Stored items
"""
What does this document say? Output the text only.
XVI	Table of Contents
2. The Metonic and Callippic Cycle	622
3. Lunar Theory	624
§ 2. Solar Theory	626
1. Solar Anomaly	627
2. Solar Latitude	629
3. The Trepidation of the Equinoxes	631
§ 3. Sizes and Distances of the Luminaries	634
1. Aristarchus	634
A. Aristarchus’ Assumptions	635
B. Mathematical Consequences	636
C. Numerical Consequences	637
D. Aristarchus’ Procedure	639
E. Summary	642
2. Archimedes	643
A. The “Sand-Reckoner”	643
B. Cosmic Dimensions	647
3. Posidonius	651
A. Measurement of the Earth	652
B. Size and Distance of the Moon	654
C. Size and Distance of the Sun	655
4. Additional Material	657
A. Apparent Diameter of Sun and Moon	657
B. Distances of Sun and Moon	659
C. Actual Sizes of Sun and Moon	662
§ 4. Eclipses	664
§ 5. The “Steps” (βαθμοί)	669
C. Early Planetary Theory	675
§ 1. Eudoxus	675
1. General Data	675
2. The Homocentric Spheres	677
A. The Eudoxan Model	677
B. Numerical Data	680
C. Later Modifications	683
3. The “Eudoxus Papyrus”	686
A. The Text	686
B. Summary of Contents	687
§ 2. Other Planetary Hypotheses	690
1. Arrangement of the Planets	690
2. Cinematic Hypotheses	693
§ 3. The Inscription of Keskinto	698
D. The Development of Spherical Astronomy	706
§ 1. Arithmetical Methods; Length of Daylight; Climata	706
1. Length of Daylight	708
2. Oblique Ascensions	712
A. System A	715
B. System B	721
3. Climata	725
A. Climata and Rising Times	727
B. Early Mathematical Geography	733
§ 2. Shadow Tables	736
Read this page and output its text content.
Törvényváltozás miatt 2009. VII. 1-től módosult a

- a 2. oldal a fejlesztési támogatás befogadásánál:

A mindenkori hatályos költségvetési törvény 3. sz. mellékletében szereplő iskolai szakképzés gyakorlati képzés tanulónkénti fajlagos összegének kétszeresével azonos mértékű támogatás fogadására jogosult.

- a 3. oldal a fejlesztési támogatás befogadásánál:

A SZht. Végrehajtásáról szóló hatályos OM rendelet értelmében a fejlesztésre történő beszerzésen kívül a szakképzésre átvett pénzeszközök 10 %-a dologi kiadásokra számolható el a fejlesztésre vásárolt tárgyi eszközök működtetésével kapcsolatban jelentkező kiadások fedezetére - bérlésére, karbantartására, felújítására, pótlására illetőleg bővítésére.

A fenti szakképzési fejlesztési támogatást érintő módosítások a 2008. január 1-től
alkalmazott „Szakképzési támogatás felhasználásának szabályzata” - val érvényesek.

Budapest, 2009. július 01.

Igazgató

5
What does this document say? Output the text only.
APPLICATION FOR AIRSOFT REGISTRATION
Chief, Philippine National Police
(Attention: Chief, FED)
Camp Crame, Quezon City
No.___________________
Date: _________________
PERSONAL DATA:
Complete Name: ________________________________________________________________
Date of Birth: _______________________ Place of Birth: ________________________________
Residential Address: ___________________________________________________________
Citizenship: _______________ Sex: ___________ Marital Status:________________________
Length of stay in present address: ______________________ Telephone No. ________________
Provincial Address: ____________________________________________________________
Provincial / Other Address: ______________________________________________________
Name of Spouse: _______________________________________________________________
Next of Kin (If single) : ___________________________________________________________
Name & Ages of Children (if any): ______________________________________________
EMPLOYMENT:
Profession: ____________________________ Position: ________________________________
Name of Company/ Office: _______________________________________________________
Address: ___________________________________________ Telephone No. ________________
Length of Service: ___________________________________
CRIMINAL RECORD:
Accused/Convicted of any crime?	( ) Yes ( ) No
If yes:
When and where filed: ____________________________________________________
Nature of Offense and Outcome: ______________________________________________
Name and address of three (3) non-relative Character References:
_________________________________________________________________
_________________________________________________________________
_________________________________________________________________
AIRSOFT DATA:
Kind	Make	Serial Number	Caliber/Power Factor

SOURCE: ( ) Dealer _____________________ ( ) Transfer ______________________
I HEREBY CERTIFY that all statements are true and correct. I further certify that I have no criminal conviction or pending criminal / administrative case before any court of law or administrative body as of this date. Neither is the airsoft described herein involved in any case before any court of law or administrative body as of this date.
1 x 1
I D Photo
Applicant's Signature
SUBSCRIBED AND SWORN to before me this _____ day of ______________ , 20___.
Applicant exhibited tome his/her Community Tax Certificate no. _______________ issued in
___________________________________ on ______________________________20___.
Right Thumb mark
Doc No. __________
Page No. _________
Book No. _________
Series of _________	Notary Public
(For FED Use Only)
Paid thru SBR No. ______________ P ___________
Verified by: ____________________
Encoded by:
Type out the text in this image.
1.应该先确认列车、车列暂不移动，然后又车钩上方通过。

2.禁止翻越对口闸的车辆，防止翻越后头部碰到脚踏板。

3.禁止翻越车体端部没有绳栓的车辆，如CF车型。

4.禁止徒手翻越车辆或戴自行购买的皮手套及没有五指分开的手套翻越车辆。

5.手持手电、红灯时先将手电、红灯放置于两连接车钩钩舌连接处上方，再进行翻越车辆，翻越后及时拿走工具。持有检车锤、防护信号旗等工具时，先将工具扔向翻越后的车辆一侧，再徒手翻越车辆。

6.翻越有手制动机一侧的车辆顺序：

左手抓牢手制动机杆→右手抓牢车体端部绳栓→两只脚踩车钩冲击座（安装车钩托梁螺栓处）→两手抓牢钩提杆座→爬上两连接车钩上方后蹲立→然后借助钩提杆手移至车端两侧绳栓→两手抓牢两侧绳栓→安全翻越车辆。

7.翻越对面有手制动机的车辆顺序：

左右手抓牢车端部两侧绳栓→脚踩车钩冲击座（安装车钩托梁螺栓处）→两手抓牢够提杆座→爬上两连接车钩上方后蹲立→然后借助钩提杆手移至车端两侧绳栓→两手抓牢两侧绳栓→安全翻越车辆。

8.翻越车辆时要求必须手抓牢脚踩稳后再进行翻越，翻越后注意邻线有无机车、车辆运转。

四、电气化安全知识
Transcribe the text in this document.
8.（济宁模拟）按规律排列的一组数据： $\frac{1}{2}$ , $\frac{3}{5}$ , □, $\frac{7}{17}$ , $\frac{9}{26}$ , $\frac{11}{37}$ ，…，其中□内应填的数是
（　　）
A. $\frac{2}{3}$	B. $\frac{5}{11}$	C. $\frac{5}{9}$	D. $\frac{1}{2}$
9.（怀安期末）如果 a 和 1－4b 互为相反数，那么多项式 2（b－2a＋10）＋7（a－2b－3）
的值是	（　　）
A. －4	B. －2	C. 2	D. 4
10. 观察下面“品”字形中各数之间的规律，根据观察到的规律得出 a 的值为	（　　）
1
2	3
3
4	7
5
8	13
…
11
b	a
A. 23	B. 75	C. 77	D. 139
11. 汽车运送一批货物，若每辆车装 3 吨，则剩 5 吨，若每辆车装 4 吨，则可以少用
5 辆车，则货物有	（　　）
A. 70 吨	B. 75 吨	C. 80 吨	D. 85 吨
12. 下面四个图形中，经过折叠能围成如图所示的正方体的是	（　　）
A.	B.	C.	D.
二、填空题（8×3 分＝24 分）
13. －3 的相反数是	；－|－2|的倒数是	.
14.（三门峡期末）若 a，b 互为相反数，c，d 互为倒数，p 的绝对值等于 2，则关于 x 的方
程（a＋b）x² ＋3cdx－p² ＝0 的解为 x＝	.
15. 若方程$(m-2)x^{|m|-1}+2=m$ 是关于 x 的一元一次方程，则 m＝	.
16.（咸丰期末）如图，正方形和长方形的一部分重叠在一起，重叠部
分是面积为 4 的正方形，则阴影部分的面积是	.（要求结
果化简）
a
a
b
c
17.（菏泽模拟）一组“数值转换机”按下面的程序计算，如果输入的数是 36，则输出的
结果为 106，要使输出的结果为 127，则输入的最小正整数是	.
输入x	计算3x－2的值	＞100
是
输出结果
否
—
"""
-- STATED EXERCISE --
Your answer should be one number: how many lines in the material above contain the string "Solar".

-- WORKED SOLUTION --
3